(Saved data entries)
* Start *

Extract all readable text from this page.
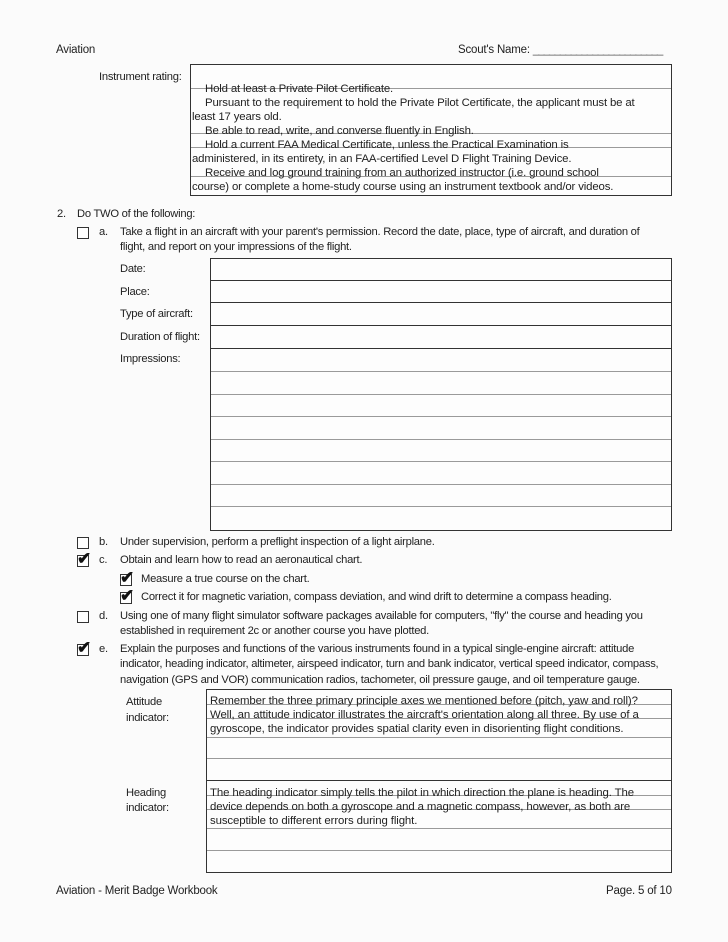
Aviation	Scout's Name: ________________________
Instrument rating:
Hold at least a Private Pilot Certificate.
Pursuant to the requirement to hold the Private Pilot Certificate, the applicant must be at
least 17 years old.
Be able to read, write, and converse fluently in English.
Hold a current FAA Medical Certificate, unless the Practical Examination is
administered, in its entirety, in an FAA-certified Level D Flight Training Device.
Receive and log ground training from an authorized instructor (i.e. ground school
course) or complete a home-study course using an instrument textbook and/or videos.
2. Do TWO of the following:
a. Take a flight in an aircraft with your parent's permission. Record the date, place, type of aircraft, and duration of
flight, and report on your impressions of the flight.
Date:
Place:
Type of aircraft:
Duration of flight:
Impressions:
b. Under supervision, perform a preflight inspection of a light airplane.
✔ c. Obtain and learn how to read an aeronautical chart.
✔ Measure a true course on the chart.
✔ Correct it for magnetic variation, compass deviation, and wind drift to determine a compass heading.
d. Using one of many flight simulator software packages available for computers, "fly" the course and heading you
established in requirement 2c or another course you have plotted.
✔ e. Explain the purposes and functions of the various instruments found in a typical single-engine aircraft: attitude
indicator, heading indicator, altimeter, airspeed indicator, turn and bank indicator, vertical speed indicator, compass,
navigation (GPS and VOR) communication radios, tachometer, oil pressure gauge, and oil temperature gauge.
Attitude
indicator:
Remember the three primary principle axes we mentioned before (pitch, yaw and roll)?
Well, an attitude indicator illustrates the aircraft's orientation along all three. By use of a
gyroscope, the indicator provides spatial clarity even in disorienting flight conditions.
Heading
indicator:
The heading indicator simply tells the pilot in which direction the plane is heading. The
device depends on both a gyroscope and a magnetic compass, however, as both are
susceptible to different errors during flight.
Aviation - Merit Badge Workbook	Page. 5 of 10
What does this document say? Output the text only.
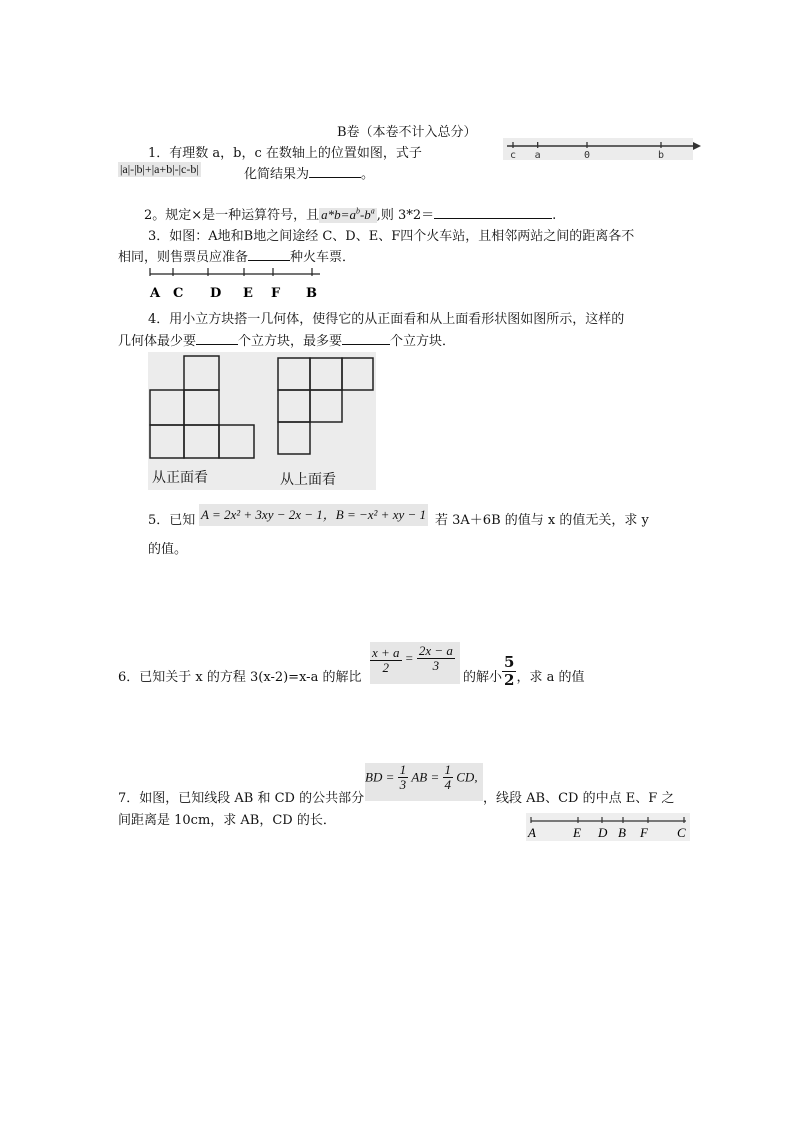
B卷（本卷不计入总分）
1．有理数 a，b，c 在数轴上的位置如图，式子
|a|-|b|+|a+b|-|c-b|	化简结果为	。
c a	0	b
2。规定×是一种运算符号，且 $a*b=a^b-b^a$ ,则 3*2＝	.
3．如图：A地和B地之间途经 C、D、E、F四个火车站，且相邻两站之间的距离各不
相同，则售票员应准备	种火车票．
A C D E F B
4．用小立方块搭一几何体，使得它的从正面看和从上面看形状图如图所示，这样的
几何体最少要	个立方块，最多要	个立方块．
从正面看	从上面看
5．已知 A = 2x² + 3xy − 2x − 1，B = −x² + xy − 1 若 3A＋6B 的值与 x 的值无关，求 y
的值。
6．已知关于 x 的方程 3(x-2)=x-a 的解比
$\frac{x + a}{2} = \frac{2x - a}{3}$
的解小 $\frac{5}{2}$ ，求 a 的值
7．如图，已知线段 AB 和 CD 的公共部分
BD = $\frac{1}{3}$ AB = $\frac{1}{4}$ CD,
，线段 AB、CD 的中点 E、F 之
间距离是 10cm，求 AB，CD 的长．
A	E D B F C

* End *

→ TASK REQUIREMENTS:
Drop the pictures, then reproduce exactly the lines from the one with "What does this" through the final line of the listing.

→ THE RESULT:
What does this document say? Output the text only.
B卷（本卷不计入总分）
1．有理数 a，b，c 在数轴上的位置如图，式子
|a|-|b|+|a+b|-|c-b|	化简结果为	。
c a	0	b
2。规定×是一种运算符号，且 $a*b=a^b-b^a$ ,则 3*2＝	.
3．如图：A地和B地之间途经 C、D、E、F四个火车站，且相邻两站之间的距离各不
相同，则售票员应准备	种火车票．
A C D E F B
4．用小立方块搭一几何体，使得它的从正面看和从上面看形状图如图所示，这样的
几何体最少要	个立方块，最多要	个立方块．
从正面看	从上面看
5．已知 A = 2x² + 3xy − 2x − 1，B = −x² + xy − 1 若 3A＋6B 的值与 x 的值无关，求 y
的值。
6．已知关于 x 的方程 3(x-2)=x-a 的解比
$\frac{x + a}{2} = \frac{2x - a}{3}$
的解小 $\frac{5}{2}$ ，求 a 的值
7．如图，已知线段 AB 和 CD 的公共部分
BD = $\frac{1}{3}$ AB = $\frac{1}{4}$ CD,
，线段 AB、CD 的中点 E、F 之
间距离是 10cm，求 AB，CD 的长．
A	E D B F C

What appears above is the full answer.